▶ Directive:
Omit every picture and output the rest of the records exactly as they are.
____ Material to process
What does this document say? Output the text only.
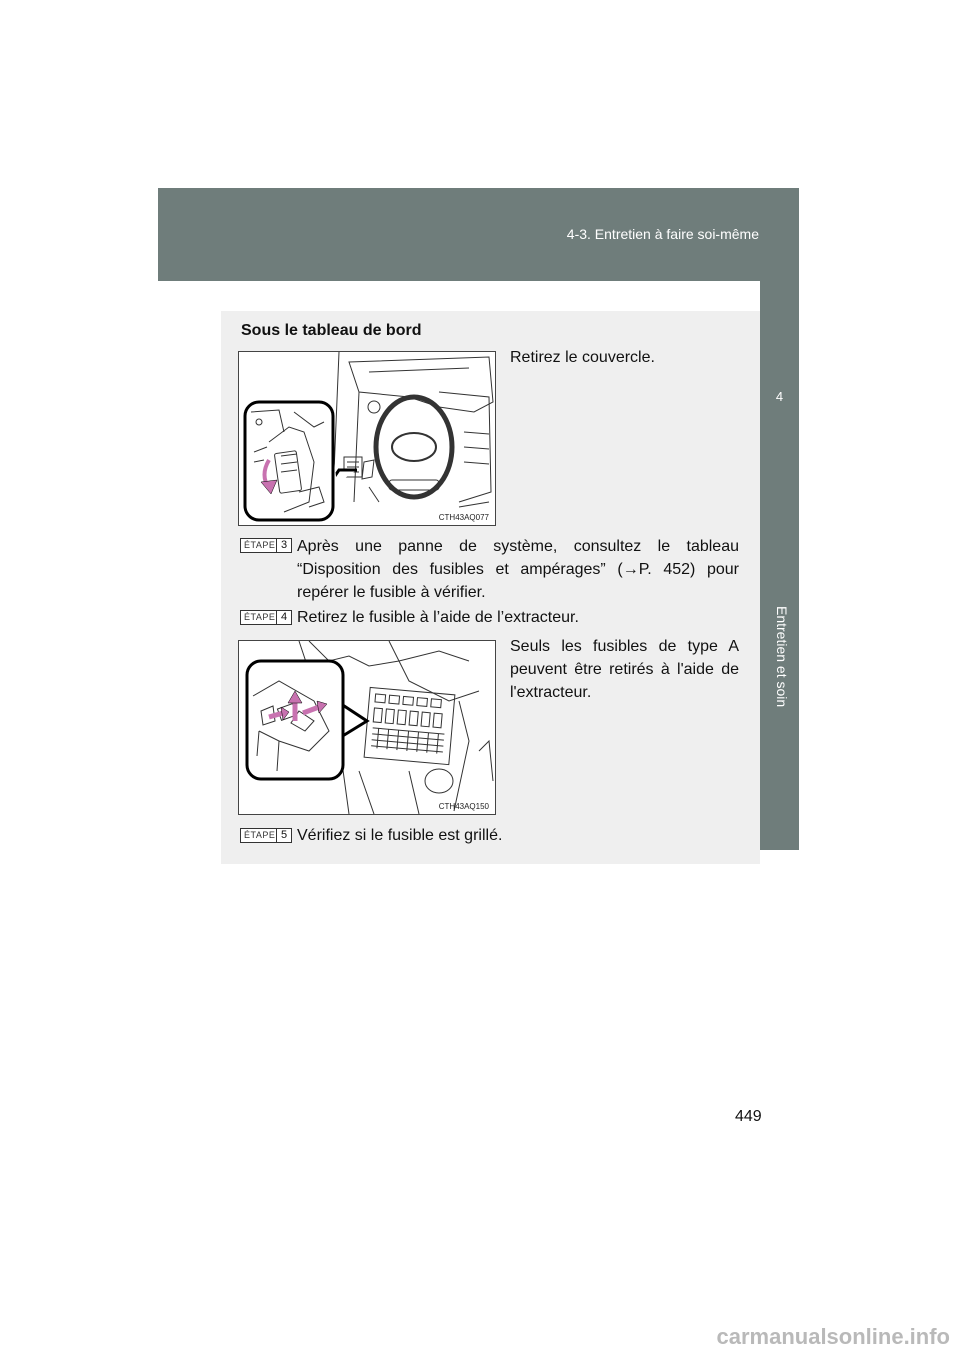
4-3. Entretien à faire soi-même
4
Entretien et soin
Sous le tableau de bord
CTH43AQ077
Retirez le couvercle.
ÉTAPE 3 Après une panne de système, consultez le tableau “Disposition des fusibles et ampérages” (→P. 452) pour repérer le fusible à vérifier.
ÉTAPE 4 Retirez le fusible à l’aide de l’extracteur.
CTH43AQ150
Seuls les fusibles de type A peuvent être retirés à l'aide de l'extracteur.
ÉTAPE 5 Vérifiez si le fusible est grillé.
449
carmanualsonline.info
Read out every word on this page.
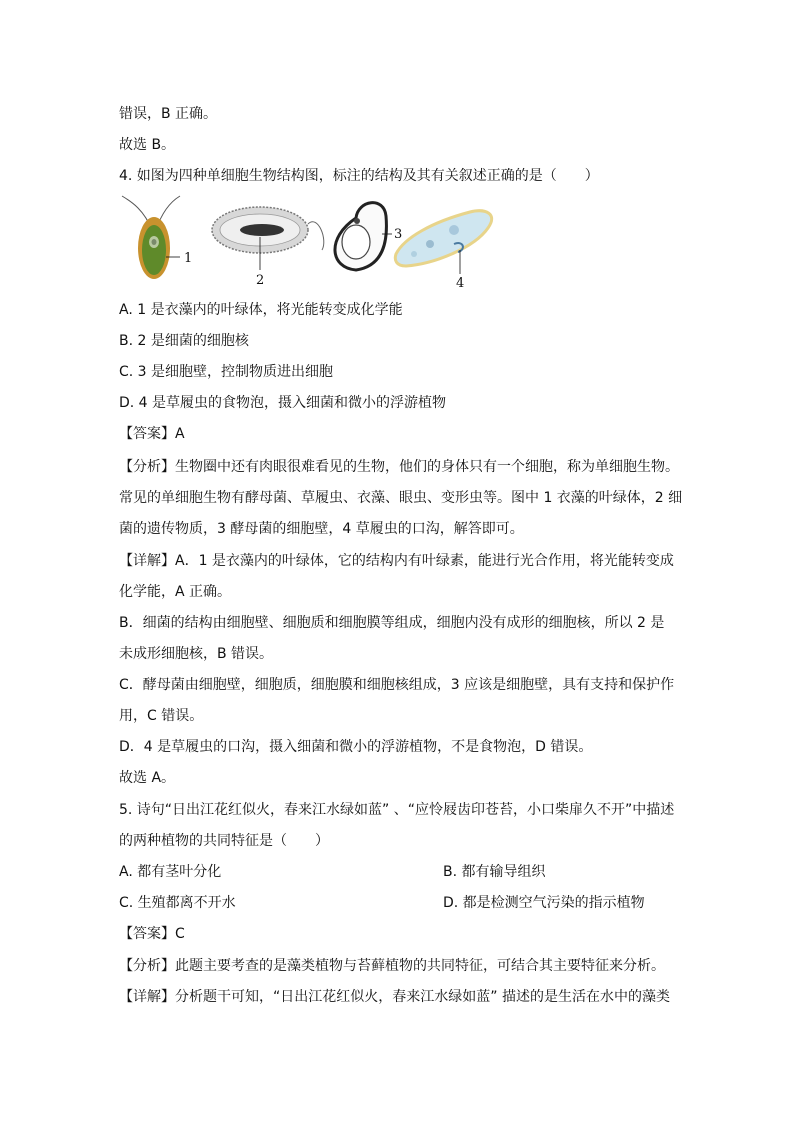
错误，B 正确。
故选 B。
4. 如图为四种单细胞生物结构图，标注的结构及其有关叙述正确的是（　　）
1
2
3
4
A. 1 是衣藻内的叶绿体，将光能转变成化学能
B. 2 是细菌的细胞核
C. 3 是细胞壁，控制物质进出细胞
D. 4 是草履虫的食物泡，摄入细菌和微小的浮游植物
【答案】A
【分析】生物圈中还有肉眼很难看见的生物，他们的身体只有一个细胞，称为单细胞生物。
常见的单细胞生物有酵母菌、草履虫、衣藻、眼虫、变形虫等。图中 1 衣藻的叶绿体，2 细
菌的遗传物质，3 酵母菌的细胞壁，4 草履虫的口沟，解答即可。
【详解】A．1 是衣藻内的叶绿体，它的结构内有叶绿素，能进行光合作用，将光能转变成
化学能，A 正确。
B．细菌的结构由细胞壁、细胞质和细胞膜等组成，细胞内没有成形的细胞核，所以 2 是
未成形细胞核，B 错误。
C．酵母菌由细胞壁，细胞质，细胞膜和细胞核组成，3 应该是细胞壁，具有支持和保护作
用，C 错误。
D．4 是草履虫的口沟，摄入细菌和微小的浮游植物，不是食物泡，D 错误。
故选 A。
5. 诗句“日出江花红似火，春来江水绿如蓝” 、“应怜屐齿印苍苔，小口柴扉久不开”中描述
的两种植物的共同特征是（　　）
A. 都有茎叶分化	B. 都有输导组织
C. 生殖都离不开水	D. 都是检测空气污染的指示植物
【答案】C
【分析】此题主要考查的是藻类植物与苔藓植物的共同特征，可结合其主要特征来分析。
【详解】分析题干可知，“日出江花红似火，春来江水绿如蓝” 描述的是生活在水中的藻类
________
▶ Problem solution:
What does this document say? Output the text only.
4-3. Entretien à faire soi-même
4
Entretien et soin
Sous le tableau de bord
CTH43AQ077
Retirez le couvercle.
ÉTAPE 3 Après une panne de système, consultez le tableau “Disposition des fusibles et ampérages” (→P. 452) pour repérer le fusible à vérifier.
ÉTAPE 4 Retirez le fusible à l’aide de l’extracteur.
CTH43AQ150
Seuls les fusibles de type A peuvent être retirés à l'aide de l'extracteur.
ÉTAPE 5 Vérifiez si le fusible est grillé.
449
carmanualsonline.info
Read out every word on this page.
错误，B 正确。
故选 B。
4. 如图为四种单细胞生物结构图，标注的结构及其有关叙述正确的是（　　）
1
2
3
4
A. 1 是衣藻内的叶绿体，将光能转变成化学能
B. 2 是细菌的细胞核
C. 3 是细胞壁，控制物质进出细胞
D. 4 是草履虫的食物泡，摄入细菌和微小的浮游植物
【答案】A
【分析】生物圈中还有肉眼很难看见的生物，他们的身体只有一个细胞，称为单细胞生物。
常见的单细胞生物有酵母菌、草履虫、衣藻、眼虫、变形虫等。图中 1 衣藻的叶绿体，2 细
菌的遗传物质，3 酵母菌的细胞壁，4 草履虫的口沟，解答即可。
【详解】A．1 是衣藻内的叶绿体，它的结构内有叶绿素，能进行光合作用，将光能转变成
化学能，A 正确。
B．细菌的结构由细胞壁、细胞质和细胞膜等组成，细胞内没有成形的细胞核，所以 2 是
未成形细胞核，B 错误。
C．酵母菌由细胞壁，细胞质，细胞膜和细胞核组成，3 应该是细胞壁，具有支持和保护作
用，C 错误。
D．4 是草履虫的口沟，摄入细菌和微小的浮游植物，不是食物泡，D 错误。
故选 A。
5. 诗句“日出江花红似火，春来江水绿如蓝” 、“应怜屐齿印苍苔，小口柴扉久不开”中描述
的两种植物的共同特征是（　　）
A. 都有茎叶分化	B. 都有输导组织
C. 生殖都离不开水	D. 都是检测空气污染的指示植物
【答案】C
【分析】此题主要考查的是藻类植物与苔藓植物的共同特征，可结合其主要特征来分析。
【详解】分析题干可知，“日出江花红似火，春来江水绿如蓝” 描述的是生活在水中的藻类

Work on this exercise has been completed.